> [Exercise prompt]: Exactly reproduce the lines that follow.

> [Record excerpts]:

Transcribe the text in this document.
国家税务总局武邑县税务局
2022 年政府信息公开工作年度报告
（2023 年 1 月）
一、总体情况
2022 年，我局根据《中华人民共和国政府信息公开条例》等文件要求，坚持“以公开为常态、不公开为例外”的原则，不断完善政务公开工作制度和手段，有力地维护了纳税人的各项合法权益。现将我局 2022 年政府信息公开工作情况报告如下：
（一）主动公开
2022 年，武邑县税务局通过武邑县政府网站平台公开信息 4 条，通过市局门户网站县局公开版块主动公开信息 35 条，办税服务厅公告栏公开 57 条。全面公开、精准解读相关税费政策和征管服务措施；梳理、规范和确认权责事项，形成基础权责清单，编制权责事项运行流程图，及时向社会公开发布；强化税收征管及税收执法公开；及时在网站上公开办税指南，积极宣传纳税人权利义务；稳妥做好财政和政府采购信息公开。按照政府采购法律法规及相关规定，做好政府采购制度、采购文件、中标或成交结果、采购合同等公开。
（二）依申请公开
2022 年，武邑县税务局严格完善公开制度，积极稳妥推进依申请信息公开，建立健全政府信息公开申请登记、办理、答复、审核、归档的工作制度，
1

> [Final result]:
Transcribe the text in this document.
国家税务总局武邑县税务局
2022 年政府信息公开工作年度报告
（2023 年 1 月）
一、总体情况
2022 年，我局根据《中华人民共和国政府信息公开条例》等文件要求，坚持“以公开为常态、不公开为例外”的原则，不断完善政务公开工作制度和手段，有力地维护了纳税人的各项合法权益。现将我局 2022 年政府信息公开工作情况报告如下：
（一）主动公开
2022 年，武邑县税务局通过武邑县政府网站平台公开信息 4 条，通过市局门户网站县局公开版块主动公开信息 35 条，办税服务厅公告栏公开 57 条。全面公开、精准解读相关税费政策和征管服务措施；梳理、规范和确认权责事项，形成基础权责清单，编制权责事项运行流程图，及时向社会公开发布；强化税收征管及税收执法公开；及时在网站上公开办税指南，积极宣传纳税人权利义务；稳妥做好财政和政府采购信息公开。按照政府采购法律法规及相关规定，做好政府采购制度、采购文件、中标或成交结果、采购合同等公开。
（二）依申请公开
2022 年，武邑县税务局严格完善公开制度，积极稳妥推进依申请信息公开，建立健全政府信息公开申请登记、办理、答复、审核、归档的工作制度，
1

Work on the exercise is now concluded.